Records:

====

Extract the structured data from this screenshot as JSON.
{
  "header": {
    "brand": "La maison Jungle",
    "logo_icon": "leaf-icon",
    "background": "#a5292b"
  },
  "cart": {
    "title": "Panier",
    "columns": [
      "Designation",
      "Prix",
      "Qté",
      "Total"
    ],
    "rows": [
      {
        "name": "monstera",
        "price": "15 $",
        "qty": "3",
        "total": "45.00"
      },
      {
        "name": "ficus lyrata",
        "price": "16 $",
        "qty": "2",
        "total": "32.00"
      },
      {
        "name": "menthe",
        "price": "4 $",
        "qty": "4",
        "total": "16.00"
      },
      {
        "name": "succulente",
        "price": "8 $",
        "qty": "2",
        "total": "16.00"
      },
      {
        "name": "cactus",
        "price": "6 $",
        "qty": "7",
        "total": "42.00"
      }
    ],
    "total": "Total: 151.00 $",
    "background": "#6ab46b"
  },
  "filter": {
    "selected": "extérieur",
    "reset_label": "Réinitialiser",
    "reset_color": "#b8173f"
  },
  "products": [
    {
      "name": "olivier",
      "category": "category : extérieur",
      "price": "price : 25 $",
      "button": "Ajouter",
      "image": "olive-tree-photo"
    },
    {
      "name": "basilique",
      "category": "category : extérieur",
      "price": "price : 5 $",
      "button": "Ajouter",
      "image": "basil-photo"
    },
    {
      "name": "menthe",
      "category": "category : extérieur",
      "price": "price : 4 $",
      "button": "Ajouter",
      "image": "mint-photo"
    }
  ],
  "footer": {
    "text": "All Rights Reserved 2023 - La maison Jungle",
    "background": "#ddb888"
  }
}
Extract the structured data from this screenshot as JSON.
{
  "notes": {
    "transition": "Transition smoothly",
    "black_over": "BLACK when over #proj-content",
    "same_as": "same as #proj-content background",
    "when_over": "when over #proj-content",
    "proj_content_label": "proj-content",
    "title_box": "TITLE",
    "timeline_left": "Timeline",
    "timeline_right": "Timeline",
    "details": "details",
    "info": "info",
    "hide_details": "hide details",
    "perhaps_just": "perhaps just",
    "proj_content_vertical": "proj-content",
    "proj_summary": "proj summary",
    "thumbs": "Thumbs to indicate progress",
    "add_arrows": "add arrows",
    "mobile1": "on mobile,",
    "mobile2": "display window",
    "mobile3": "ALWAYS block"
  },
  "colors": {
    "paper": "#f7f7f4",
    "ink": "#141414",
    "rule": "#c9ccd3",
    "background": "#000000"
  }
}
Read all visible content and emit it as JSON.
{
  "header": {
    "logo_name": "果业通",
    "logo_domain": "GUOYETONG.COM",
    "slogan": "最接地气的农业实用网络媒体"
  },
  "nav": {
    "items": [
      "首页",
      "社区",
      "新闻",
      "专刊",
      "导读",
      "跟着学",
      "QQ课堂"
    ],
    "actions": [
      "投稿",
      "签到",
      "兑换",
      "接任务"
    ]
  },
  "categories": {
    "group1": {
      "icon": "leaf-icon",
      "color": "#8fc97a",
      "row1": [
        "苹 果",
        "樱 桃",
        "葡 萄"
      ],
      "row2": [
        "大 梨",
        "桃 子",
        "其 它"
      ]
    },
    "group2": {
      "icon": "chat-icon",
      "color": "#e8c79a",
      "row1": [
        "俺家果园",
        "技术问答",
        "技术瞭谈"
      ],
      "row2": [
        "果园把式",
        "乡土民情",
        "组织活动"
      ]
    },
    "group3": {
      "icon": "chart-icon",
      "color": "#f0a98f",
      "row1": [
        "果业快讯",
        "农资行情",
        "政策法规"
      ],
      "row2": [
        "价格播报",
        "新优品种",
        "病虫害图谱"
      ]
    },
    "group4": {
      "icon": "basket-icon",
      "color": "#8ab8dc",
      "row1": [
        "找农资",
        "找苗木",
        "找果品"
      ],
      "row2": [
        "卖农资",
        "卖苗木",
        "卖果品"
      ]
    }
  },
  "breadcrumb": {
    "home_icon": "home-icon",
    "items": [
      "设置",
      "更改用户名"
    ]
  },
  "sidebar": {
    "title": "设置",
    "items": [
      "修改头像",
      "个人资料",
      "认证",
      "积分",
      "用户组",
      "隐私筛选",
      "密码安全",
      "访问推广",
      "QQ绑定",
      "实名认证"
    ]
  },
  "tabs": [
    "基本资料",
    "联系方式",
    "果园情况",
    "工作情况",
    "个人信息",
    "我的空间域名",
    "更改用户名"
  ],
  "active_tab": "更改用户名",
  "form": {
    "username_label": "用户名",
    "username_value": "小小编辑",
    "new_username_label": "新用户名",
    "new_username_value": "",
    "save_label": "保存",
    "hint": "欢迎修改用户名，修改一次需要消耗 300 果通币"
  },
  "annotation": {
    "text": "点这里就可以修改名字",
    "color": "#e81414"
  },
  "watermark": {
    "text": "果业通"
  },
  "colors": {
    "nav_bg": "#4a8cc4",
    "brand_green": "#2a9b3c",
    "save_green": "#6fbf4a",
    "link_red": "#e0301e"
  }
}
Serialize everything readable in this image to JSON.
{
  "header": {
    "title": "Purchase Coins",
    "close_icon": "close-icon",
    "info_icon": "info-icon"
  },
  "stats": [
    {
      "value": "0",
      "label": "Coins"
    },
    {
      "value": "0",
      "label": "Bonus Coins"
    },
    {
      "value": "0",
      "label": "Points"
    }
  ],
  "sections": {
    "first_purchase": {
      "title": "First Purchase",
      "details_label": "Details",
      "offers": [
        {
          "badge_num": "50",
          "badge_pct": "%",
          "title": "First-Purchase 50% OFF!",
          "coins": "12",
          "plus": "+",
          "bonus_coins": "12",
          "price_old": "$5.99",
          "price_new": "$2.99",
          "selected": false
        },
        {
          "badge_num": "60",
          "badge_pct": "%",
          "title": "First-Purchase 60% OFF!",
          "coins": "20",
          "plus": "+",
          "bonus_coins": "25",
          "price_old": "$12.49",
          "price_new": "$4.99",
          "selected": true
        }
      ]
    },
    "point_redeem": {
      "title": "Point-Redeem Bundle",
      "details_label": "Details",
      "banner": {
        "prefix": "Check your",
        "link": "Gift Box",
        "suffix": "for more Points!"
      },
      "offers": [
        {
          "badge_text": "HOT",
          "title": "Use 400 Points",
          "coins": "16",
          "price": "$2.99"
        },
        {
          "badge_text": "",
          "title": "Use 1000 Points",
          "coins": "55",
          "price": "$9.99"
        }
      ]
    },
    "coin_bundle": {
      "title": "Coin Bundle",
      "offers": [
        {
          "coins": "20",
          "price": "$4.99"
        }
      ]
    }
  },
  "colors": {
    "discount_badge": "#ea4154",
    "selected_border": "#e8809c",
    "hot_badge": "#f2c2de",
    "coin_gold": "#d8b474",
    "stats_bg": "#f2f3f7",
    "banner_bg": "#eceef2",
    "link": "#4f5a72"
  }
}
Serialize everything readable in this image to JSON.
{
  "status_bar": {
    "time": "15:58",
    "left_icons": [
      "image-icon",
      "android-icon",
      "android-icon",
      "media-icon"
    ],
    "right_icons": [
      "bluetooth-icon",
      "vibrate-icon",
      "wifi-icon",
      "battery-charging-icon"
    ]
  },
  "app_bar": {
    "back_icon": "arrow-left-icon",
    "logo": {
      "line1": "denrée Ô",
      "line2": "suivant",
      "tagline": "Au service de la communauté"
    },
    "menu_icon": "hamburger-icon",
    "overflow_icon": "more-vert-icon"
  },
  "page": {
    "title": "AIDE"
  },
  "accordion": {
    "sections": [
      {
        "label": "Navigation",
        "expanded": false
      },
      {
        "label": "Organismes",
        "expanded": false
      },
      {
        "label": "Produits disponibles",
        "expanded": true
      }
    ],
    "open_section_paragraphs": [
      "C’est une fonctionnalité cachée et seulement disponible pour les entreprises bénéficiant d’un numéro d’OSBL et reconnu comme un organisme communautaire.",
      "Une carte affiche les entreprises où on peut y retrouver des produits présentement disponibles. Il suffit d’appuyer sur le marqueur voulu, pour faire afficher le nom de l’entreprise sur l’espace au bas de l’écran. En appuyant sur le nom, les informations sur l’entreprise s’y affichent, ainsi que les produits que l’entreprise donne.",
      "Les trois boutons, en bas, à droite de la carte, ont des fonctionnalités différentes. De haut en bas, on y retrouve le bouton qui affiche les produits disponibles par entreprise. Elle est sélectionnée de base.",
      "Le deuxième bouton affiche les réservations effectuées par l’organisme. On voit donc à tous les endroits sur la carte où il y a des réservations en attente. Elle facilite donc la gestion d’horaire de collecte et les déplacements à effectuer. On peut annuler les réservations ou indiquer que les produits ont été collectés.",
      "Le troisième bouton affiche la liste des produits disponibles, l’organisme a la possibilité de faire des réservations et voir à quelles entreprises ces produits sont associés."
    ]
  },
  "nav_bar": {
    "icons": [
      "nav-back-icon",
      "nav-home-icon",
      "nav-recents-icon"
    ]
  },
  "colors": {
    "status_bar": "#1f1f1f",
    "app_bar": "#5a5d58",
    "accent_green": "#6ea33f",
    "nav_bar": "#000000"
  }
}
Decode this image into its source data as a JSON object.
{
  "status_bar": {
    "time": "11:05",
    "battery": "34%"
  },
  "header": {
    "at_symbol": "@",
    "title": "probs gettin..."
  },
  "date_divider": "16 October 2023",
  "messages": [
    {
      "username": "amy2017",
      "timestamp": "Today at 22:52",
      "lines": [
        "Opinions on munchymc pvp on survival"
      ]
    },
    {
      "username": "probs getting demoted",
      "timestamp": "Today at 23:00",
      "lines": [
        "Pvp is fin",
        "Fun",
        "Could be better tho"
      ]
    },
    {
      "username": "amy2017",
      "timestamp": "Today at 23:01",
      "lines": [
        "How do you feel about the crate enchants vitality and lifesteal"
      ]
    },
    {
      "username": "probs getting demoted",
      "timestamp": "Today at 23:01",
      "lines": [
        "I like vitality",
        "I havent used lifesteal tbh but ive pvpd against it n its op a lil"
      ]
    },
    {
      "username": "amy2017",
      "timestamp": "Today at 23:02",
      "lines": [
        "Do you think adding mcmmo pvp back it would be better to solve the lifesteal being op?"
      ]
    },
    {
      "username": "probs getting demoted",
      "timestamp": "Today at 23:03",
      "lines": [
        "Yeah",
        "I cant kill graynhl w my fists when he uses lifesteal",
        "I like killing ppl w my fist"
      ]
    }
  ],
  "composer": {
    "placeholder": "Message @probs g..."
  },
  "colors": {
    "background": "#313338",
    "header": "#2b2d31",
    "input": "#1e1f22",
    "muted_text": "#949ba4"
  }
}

====

Challenge: Look through the entries above; copy every line holding the string "when".

Output below:
    "black_over": "BLACK when over #proj-content",
    "when_over": "when over #proj-content",
        "I cant kill graynhl w my fists when he uses lifesteal",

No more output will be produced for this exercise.